:: SHORT PROBLEM ::
Exact repetition of every entry is required.

<<<<

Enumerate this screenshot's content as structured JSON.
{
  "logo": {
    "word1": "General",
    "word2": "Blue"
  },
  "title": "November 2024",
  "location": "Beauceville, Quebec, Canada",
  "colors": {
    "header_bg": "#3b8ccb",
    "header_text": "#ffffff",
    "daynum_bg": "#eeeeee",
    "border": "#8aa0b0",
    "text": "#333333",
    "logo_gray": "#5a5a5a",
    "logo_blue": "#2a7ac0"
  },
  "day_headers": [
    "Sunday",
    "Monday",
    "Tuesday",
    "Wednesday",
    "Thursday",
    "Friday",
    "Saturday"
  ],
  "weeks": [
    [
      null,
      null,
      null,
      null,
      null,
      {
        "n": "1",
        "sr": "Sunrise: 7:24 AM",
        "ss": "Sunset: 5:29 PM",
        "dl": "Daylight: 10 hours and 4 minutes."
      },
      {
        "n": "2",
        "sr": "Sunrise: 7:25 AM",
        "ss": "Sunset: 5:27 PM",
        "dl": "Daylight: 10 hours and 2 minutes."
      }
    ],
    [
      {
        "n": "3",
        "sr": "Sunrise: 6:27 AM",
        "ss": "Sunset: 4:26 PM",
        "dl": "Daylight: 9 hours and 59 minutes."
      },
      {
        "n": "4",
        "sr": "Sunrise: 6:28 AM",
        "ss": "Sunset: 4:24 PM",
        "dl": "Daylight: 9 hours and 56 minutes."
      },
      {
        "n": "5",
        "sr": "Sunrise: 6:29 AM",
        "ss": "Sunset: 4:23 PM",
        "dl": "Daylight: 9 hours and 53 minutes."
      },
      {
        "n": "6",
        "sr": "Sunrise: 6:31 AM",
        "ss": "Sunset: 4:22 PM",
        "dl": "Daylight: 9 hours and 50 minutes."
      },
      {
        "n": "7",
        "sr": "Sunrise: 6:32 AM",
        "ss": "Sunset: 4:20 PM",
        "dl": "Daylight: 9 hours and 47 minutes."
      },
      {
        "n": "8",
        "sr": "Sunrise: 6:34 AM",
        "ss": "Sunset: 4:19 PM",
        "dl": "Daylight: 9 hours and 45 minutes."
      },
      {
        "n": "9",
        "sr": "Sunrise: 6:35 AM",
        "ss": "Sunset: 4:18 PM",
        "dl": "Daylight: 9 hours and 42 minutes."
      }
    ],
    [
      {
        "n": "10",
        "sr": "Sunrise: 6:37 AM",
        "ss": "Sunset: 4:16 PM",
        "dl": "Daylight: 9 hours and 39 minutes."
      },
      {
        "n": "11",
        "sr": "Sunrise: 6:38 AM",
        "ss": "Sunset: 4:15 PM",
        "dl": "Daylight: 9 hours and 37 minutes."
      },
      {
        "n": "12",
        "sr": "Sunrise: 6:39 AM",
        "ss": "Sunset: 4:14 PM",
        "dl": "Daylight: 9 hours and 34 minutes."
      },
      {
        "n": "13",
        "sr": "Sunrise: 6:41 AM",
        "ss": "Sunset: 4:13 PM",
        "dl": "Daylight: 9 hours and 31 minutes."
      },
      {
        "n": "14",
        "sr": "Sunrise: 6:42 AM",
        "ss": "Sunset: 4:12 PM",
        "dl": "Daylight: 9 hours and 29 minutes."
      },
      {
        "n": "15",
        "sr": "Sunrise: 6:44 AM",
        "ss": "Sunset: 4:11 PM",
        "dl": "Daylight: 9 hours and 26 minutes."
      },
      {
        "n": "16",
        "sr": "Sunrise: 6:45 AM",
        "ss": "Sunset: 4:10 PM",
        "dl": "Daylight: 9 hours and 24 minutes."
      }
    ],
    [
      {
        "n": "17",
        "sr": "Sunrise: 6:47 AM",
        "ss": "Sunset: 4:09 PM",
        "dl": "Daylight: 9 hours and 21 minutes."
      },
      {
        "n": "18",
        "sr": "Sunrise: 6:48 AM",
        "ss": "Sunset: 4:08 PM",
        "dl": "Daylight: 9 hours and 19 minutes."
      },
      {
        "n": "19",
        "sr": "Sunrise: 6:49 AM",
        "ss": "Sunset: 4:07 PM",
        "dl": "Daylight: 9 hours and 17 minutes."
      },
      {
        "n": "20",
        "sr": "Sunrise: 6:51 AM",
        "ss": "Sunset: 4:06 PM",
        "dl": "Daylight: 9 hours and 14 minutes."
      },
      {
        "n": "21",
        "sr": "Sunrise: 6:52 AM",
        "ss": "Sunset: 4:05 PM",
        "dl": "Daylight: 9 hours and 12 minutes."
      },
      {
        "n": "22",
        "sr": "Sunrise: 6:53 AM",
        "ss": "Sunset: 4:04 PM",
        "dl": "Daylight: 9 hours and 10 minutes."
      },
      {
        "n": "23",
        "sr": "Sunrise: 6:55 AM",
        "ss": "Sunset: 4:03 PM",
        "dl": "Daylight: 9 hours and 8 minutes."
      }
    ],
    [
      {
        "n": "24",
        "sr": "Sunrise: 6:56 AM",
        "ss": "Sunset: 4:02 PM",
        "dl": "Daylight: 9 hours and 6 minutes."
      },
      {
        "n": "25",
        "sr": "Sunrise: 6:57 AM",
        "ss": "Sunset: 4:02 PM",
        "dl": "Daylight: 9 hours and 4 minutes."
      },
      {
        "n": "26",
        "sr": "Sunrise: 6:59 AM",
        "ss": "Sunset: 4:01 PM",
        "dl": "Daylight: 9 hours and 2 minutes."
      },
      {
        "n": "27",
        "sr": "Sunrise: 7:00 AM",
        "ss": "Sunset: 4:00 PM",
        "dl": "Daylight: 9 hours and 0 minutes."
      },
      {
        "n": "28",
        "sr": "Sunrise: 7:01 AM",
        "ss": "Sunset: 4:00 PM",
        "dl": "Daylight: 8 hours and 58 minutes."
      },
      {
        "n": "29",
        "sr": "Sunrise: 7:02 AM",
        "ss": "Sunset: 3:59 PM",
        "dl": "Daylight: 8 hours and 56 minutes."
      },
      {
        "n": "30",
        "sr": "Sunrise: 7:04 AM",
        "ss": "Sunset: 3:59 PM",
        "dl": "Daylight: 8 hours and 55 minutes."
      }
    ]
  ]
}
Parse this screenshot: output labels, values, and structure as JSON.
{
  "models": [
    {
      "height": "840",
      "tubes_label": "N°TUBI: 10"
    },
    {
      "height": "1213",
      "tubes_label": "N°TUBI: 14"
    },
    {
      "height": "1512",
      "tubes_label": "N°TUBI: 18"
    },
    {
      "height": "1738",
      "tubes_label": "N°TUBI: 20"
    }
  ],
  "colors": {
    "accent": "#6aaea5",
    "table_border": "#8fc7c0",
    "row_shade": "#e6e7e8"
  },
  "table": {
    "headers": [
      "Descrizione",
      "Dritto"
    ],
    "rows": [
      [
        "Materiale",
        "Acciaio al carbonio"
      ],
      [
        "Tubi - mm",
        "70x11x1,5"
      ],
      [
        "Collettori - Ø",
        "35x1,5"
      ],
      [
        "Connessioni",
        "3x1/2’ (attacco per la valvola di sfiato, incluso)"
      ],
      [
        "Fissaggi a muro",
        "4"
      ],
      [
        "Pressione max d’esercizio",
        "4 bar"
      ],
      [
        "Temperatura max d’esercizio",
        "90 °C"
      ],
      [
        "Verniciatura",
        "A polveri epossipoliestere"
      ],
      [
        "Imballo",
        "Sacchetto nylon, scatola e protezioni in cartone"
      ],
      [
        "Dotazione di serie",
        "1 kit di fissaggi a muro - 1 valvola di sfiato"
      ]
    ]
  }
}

>>>>

:: EXERCISE SOLUTION ::
Enumerate this screenshot's content as structured JSON.
{
  "logo": {
    "word1": "General",
    "word2": "Blue"
  },
  "title": "November 2024",
  "location": "Beauceville, Quebec, Canada",
  "colors": {
    "header_bg": "#3b8ccb",
    "header_text": "#ffffff",
    "daynum_bg": "#eeeeee",
    "border": "#8aa0b0",
    "text": "#333333",
    "logo_gray": "#5a5a5a",
    "logo_blue": "#2a7ac0"
  },
  "day_headers": [
    "Sunday",
    "Monday",
    "Tuesday",
    "Wednesday",
    "Thursday",
    "Friday",
    "Saturday"
  ],
  "weeks": [
    [
      null,
      null,
      null,
      null,
      null,
      {
        "n": "1",
        "sr": "Sunrise: 7:24 AM",
        "ss": "Sunset: 5:29 PM",
        "dl": "Daylight: 10 hours and 4 minutes."
      },
      {
        "n": "2",
        "sr": "Sunrise: 7:25 AM",
        "ss": "Sunset: 5:27 PM",
        "dl": "Daylight: 10 hours and 2 minutes."
      }
    ],
    [
      {
        "n": "3",
        "sr": "Sunrise: 6:27 AM",
        "ss": "Sunset: 4:26 PM",
        "dl": "Daylight: 9 hours and 59 minutes."
      },
      {
        "n": "4",
        "sr": "Sunrise: 6:28 AM",
        "ss": "Sunset: 4:24 PM",
        "dl": "Daylight: 9 hours and 56 minutes."
      },
      {
        "n": "5",
        "sr": "Sunrise: 6:29 AM",
        "ss": "Sunset: 4:23 PM",
        "dl": "Daylight: 9 hours and 53 minutes."
      },
      {
        "n": "6",
        "sr": "Sunrise: 6:31 AM",
        "ss": "Sunset: 4:22 PM",
        "dl": "Daylight: 9 hours and 50 minutes."
      },
      {
        "n": "7",
        "sr": "Sunrise: 6:32 AM",
        "ss": "Sunset: 4:20 PM",
        "dl": "Daylight: 9 hours and 47 minutes."
      },
      {
        "n": "8",
        "sr": "Sunrise: 6:34 AM",
        "ss": "Sunset: 4:19 PM",
        "dl": "Daylight: 9 hours and 45 minutes."
      },
      {
        "n": "9",
        "sr": "Sunrise: 6:35 AM",
        "ss": "Sunset: 4:18 PM",
        "dl": "Daylight: 9 hours and 42 minutes."
      }
    ],
    [
      {
        "n": "10",
        "sr": "Sunrise: 6:37 AM",
        "ss": "Sunset: 4:16 PM",
        "dl": "Daylight: 9 hours and 39 minutes."
      },
      {
        "n": "11",
        "sr": "Sunrise: 6:38 AM",
        "ss": "Sunset: 4:15 PM",
        "dl": "Daylight: 9 hours and 37 minutes."
      },
      {
        "n": "12",
        "sr": "Sunrise: 6:39 AM",
        "ss": "Sunset: 4:14 PM",
        "dl": "Daylight: 9 hours and 34 minutes."
      },
      {
        "n": "13",
        "sr": "Sunrise: 6:41 AM",
        "ss": "Sunset: 4:13 PM",
        "dl": "Daylight: 9 hours and 31 minutes."
      },
      {
        "n": "14",
        "sr": "Sunrise: 6:42 AM",
        "ss": "Sunset: 4:12 PM",
        "dl": "Daylight: 9 hours and 29 minutes."
      },
      {
        "n": "15",
        "sr": "Sunrise: 6:44 AM",
        "ss": "Sunset: 4:11 PM",
        "dl": "Daylight: 9 hours and 26 minutes."
      },
      {
        "n": "16",
        "sr": "Sunrise: 6:45 AM",
        "ss": "Sunset: 4:10 PM",
        "dl": "Daylight: 9 hours and 24 minutes."
      }
    ],
    [
      {
        "n": "17",
        "sr": "Sunrise: 6:47 AM",
        "ss": "Sunset: 4:09 PM",
        "dl": "Daylight: 9 hours and 21 minutes."
      },
      {
        "n": "18",
        "sr": "Sunrise: 6:48 AM",
        "ss": "Sunset: 4:08 PM",
        "dl": "Daylight: 9 hours and 19 minutes."
      },
      {
        "n": "19",
        "sr": "Sunrise: 6:49 AM",
        "ss": "Sunset: 4:07 PM",
        "dl": "Daylight: 9 hours and 17 minutes."
      },
      {
        "n": "20",
        "sr": "Sunrise: 6:51 AM",
        "ss": "Sunset: 4:06 PM",
        "dl": "Daylight: 9 hours and 14 minutes."
      },
      {
        "n": "21",
        "sr": "Sunrise: 6:52 AM",
        "ss": "Sunset: 4:05 PM",
        "dl": "Daylight: 9 hours and 12 minutes."
      },
      {
        "n": "22",
        "sr": "Sunrise: 6:53 AM",
        "ss": "Sunset: 4:04 PM",
        "dl": "Daylight: 9 hours and 10 minutes."
      },
      {
        "n": "23",
        "sr": "Sunrise: 6:55 AM",
        "ss": "Sunset: 4:03 PM",
        "dl": "Daylight: 9 hours and 8 minutes."
      }
    ],
    [
      {
        "n": "24",
        "sr": "Sunrise: 6:56 AM",
        "ss": "Sunset: 4:02 PM",
        "dl": "Daylight: 9 hours and 6 minutes."
      },
      {
        "n": "25",
        "sr": "Sunrise: 6:57 AM",
        "ss": "Sunset: 4:02 PM",
        "dl": "Daylight: 9 hours and 4 minutes."
      },
      {
        "n": "26",
        "sr": "Sunrise: 6:59 AM",
        "ss": "Sunset: 4:01 PM",
        "dl": "Daylight: 9 hours and 2 minutes."
      },
      {
        "n": "27",
        "sr": "Sunrise: 7:00 AM",
        "ss": "Sunset: 4:00 PM",
        "dl": "Daylight: 9 hours and 0 minutes."
      },
      {
        "n": "28",
        "sr": "Sunrise: 7:01 AM",
        "ss": "Sunset: 4:00 PM",
        "dl": "Daylight: 8 hours and 58 minutes."
      },
      {
        "n": "29",
        "sr": "Sunrise: 7:02 AM",
        "ss": "Sunset: 3:59 PM",
        "dl": "Daylight: 8 hours and 56 minutes."
      },
      {
        "n": "30",
        "sr": "Sunrise: 7:04 AM",
        "ss": "Sunset: 3:59 PM",
        "dl": "Daylight: 8 hours and 55 minutes."
      }
    ]
  ]
}
Parse this screenshot: output labels, values, and structure as JSON.
{
  "models": [
    {
      "height": "840",
      "tubes_label": "N°TUBI: 10"
    },
    {
      "height": "1213",
      "tubes_label": "N°TUBI: 14"
    },
    {
      "height": "1512",
      "tubes_label": "N°TUBI: 18"
    },
    {
      "height": "1738",
      "tubes_label": "N°TUBI: 20"
    }
  ],
  "colors": {
    "accent": "#6aaea5",
    "table_border": "#8fc7c0",
    "row_shade": "#e6e7e8"
  },
  "table": {
    "headers": [
      "Descrizione",
      "Dritto"
    ],
    "rows": [
      [
        "Materiale",
        "Acciaio al carbonio"
      ],
      [
        "Tubi - mm",
        "70x11x1,5"
      ],
      [
        "Collettori - Ø",
        "35x1,5"
      ],
      [
        "Connessioni",
        "3x1/2’ (attacco per la valvola di sfiato, incluso)"
      ],
      [
        "Fissaggi a muro",
        "4"
      ],
      [
        "Pressione max d’esercizio",
        "4 bar"
      ],
      [
        "Temperatura max d’esercizio",
        "90 °C"
      ],
      [
        "Verniciatura",
        "A polveri epossipoliestere"
      ],
      [
        "Imballo",
        "Sacchetto nylon, scatola e protezioni in cartone"
      ],
      [
        "Dotazione di serie",
        "1 kit di fissaggi a muro - 1 valvola di sfiato"
      ]
    ]
  }
}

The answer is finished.